--- Problem description ---
Reproduce the records word for word, from the beginning through the line containing "The detector 53 is at (372, 305).", with both ends included. Leave the pictures out.

--- Information shown ---

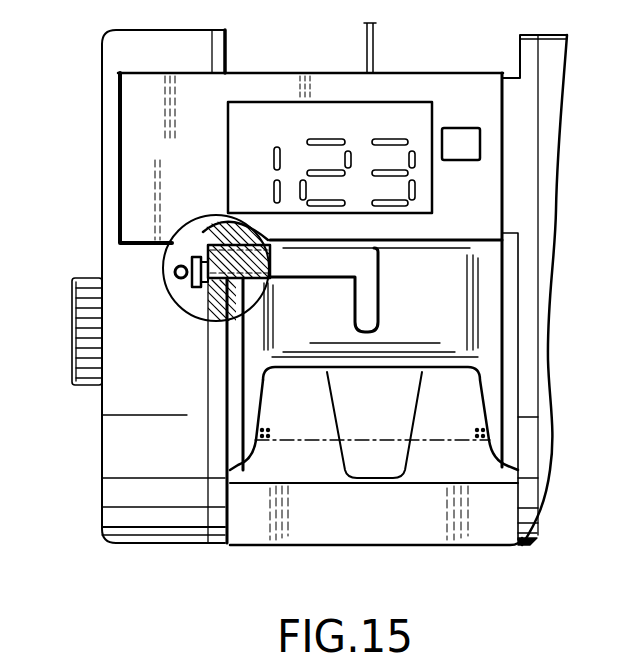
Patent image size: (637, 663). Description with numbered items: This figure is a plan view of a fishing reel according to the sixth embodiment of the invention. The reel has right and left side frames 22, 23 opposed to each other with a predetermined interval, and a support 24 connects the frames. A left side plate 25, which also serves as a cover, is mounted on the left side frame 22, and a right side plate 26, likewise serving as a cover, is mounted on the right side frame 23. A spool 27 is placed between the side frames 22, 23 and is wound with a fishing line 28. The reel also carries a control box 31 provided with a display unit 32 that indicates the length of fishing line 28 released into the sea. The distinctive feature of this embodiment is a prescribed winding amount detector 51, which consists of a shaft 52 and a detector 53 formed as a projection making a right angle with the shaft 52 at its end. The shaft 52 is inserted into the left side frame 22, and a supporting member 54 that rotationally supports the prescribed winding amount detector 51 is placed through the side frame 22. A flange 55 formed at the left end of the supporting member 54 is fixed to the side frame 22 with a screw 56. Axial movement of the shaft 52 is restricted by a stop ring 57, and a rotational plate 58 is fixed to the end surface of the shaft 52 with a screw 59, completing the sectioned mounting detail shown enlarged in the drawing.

The left side frame 22 is at (213, 490).
The right side frame 23 is at (528, 460).
The support 24 is at (422, 527).
The left side plate 25 is at (110, 463).
The right side plate 26 is at (542, 385).
The spool 27 is at (490, 322).
The fishing line 28 is at (275, 432).
The control box 31 is at (452, 87).
The display unit 32 is at (270, 110).
The prescribed winding amount detector 51 is at (387, 275).
The shaft 52 is at (292, 268).
The detector 53 is at (372, 305).
The supporting member 54 is at (218, 213).
The flange 55 is at (205, 320).
The screw 56 is at (185, 318).
The stop ring 57 is at (205, 232).
The rotational plate 58 is at (190, 245).
The screw 59 is at (176, 258).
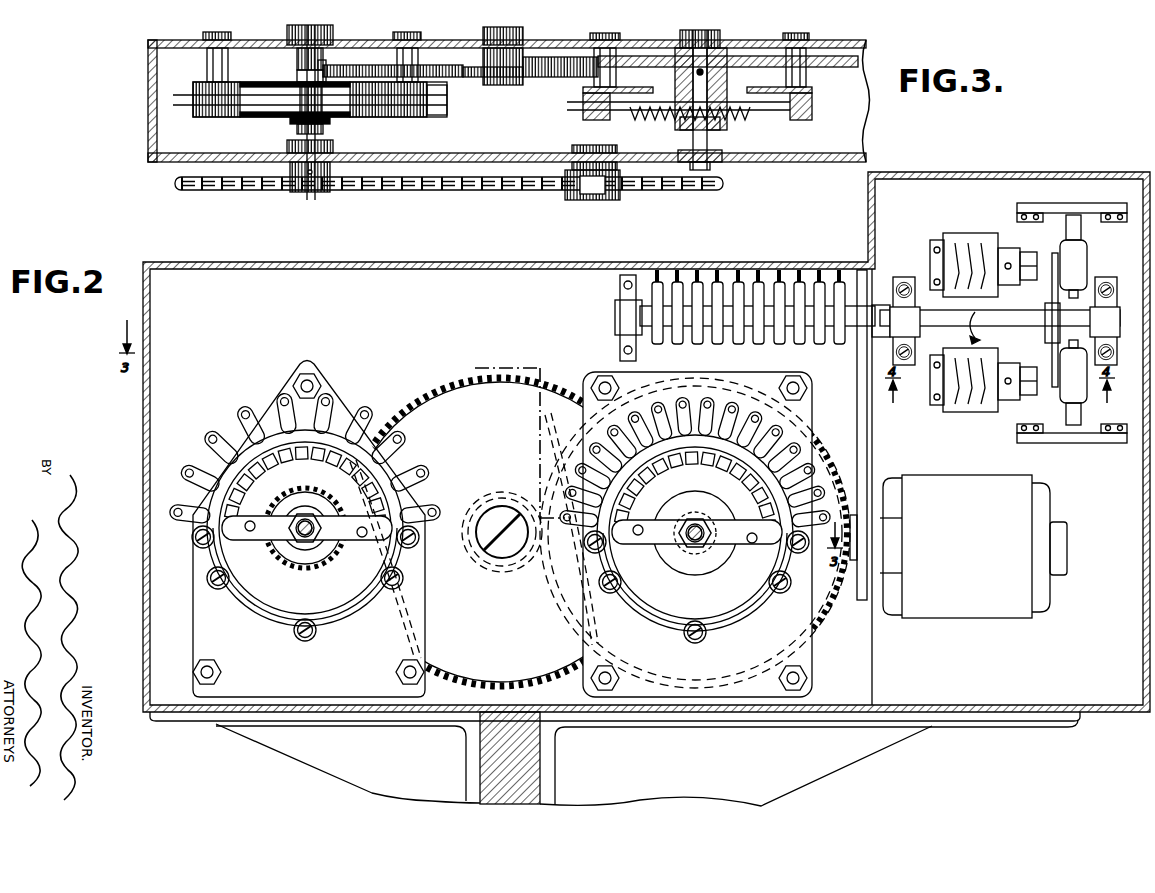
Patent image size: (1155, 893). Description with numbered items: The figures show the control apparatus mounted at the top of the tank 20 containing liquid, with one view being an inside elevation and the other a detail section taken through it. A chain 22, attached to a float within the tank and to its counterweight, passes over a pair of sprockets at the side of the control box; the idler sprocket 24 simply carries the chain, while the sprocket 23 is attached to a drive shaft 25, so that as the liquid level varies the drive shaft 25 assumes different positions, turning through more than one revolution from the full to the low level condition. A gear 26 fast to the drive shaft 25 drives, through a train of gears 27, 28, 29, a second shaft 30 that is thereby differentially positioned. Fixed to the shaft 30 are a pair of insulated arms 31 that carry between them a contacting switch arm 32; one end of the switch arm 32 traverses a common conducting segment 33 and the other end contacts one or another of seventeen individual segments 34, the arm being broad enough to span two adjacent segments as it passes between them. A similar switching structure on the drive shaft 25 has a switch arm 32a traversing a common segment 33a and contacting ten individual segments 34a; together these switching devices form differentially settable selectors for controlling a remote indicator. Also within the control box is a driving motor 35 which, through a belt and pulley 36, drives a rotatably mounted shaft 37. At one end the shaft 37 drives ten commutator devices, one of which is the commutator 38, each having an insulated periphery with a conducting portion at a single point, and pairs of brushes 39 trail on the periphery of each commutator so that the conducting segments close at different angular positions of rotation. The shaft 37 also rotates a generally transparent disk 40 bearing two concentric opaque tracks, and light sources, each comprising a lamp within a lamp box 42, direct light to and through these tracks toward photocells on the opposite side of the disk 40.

In FIG. 2, the tank 20 is at (482, 760).
In FIG. 3, the chain 22 is at (236, 192).
In FIG. 3, the sprocket 23 is at (328, 190).
In FIG. 3, the idler sprocket 24 is at (618, 193).
In FIG. 3, the drive shaft 25 is at (318, 130).
In FIG. 2, the drive shaft 25 is at (300, 540).
In FIG. 3, the gear 26 is at (346, 65).
In FIG. 2, the gear 26 is at (322, 508).
In FIG. 3, the gear 27 is at (455, 80).
In FIG. 2, the gear 27 is at (430, 420).
In FIG. 3, the gear 28 is at (538, 56).
In FIG. 2, the gear 28 is at (497, 500).
In FIG. 3, the gear 29 is at (628, 57).
In FIG. 2, the gear 29 is at (845, 600).
In FIG. 3, the second shaft 30 is at (708, 133).
In FIG. 2, the second shaft 30 is at (700, 560).
In FIG. 3, the insulated arms 31 is at (656, 121).
In FIG. 2, the insulated arms 31 is at (735, 530).
In FIG. 3, the switch arm 32 is at (618, 118).
In FIG. 2, the switch arm 32 is at (760, 590).
In FIG. 3, the common conducting segment 33 is at (812, 107).
In FIG. 2, the common conducting segment 33 is at (665, 605).
In FIG. 3, the individual segments 34 is at (570, 110).
In FIG. 2, the individual segments 34 is at (730, 412).
In FIG. 2, the individual segments 34a is at (305, 456).
In FIG. 2, the switch arm 32a is at (215, 562).
In FIG. 2, the common segment 33a is at (272, 600).
In FIG. 2, the driving motor 35 is at (955, 585).
In FIG. 2, the belt and pulley 36 is at (867, 445).
In FIG. 2, the shaft 37 is at (1012, 318).
In FIG. 2, the commutator device 38 is at (1052, 268).
In FIG. 2, the brushes 39 is at (836, 268).
In FIG. 2, the disk 40 is at (1075, 268).
In FIG. 2, the lamp box 42 is at (960, 250).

--- Completed task ---
Patent image size: (637, 663). Description with numbered items: This figure is a plan view of a fishing reel according to the sixth embodiment of the invention. The reel has right and left side frames 22, 23 opposed to each other with a predetermined interval, and a support 24 connects the frames. A left side plate 25, which also serves as a cover, is mounted on the left side frame 22, and a right side plate 26, likewise serving as a cover, is mounted on the right side frame 23. A spool 27 is placed between the side frames 22, 23 and is wound with a fishing line 28. The reel also carries a control box 31 provided with a display unit 32 that indicates the length of fishing line 28 released into the sea. The distinctive feature of this embodiment is a prescribed winding amount detector 51, which consists of a shaft 52 and a detector 53 formed as a projection making a right angle with the shaft 52 at its end. The shaft 52 is inserted into the left side frame 22, and a supporting member 54 that rotationally supports the prescribed winding amount detector 51 is placed through the side frame 22. A flange 55 formed at the left end of the supporting member 54 is fixed to the side frame 22 with a screw 56. Axial movement of the shaft 52 is restricted by a stop ring 57, and a rotational plate 58 is fixed to the end surface of the shaft 52 with a screw 59, completing the sectioned mounting detail shown enlarged in the drawing.

The left side frame 22 is at (213, 490).
The right side frame 23 is at (528, 460).
The support 24 is at (422, 527).
The left side plate 25 is at (110, 463).
The right side plate 26 is at (542, 385).
The spool 27 is at (490, 322).
The fishing line 28 is at (275, 432).
The control box 31 is at (452, 87).
The display unit 32 is at (270, 110).
The prescribed winding amount detector 51 is at (387, 275).
The shaft 52 is at (292, 268).
The detector 53 is at (372, 305).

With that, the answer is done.